Dataset entries on figures:
↓

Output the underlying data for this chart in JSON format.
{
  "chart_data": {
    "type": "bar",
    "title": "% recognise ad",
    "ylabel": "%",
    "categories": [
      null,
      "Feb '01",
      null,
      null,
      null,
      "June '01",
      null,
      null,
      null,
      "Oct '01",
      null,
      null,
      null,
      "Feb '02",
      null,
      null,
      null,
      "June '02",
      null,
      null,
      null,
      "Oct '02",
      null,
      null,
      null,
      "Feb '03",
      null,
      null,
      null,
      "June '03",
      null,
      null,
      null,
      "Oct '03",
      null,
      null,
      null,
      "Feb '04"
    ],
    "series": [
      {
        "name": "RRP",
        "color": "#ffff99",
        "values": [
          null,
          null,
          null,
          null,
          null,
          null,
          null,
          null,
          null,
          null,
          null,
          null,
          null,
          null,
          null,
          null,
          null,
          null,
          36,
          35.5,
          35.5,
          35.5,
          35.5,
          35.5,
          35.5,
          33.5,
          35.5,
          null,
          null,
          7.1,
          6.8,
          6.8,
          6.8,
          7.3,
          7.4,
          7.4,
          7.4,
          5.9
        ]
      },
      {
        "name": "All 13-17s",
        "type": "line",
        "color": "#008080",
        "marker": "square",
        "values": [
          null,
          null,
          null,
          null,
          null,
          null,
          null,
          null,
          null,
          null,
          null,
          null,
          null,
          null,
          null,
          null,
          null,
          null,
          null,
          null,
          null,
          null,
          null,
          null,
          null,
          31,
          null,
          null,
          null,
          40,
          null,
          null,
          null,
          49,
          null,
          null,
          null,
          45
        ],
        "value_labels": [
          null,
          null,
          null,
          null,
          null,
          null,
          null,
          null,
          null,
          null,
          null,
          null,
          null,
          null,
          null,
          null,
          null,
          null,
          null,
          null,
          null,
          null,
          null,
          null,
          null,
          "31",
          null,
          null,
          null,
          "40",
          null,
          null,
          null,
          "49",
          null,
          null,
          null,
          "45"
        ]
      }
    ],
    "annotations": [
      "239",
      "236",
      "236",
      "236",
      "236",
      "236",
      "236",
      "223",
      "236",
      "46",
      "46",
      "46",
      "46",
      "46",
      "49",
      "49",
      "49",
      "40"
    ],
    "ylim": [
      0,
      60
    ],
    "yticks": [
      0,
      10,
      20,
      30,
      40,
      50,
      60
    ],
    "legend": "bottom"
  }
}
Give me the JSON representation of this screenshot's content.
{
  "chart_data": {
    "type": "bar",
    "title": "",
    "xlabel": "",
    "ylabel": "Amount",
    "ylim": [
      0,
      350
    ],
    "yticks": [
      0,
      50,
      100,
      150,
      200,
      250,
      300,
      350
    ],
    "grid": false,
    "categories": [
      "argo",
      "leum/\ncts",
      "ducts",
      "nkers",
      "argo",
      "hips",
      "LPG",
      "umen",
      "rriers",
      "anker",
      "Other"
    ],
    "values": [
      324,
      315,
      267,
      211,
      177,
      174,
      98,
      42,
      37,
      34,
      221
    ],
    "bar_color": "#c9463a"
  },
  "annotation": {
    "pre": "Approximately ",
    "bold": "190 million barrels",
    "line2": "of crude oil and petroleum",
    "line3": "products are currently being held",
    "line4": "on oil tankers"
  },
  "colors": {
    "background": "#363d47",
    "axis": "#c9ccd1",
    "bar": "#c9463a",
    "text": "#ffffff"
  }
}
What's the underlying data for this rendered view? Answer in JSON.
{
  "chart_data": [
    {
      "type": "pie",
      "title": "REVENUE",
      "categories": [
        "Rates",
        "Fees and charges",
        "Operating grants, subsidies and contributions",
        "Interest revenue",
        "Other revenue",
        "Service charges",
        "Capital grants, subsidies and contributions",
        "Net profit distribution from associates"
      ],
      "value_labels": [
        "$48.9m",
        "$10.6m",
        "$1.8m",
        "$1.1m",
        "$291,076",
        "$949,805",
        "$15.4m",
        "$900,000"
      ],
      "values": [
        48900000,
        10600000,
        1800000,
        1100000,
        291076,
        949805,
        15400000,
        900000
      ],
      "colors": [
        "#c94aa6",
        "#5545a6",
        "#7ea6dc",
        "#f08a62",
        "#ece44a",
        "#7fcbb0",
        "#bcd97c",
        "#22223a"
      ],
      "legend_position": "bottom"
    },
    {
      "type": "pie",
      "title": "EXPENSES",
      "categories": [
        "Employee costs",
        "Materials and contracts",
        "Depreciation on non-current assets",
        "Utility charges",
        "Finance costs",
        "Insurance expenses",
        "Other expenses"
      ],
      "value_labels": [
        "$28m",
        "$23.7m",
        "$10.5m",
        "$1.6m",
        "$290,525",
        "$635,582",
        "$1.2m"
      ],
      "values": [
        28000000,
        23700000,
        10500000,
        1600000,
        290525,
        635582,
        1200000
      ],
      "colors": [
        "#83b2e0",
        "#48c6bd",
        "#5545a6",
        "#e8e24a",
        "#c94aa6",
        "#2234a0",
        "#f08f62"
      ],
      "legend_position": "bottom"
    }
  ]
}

↑

## Goal of the exercise
In the records above, locate every line with the string "JSON" and copy it.

## Solution for this problem
Output the underlying data for this chart in JSON format.
Give me the JSON representation of this screenshot's content.
What's the underlying data for this rendered view? Answer in JSON.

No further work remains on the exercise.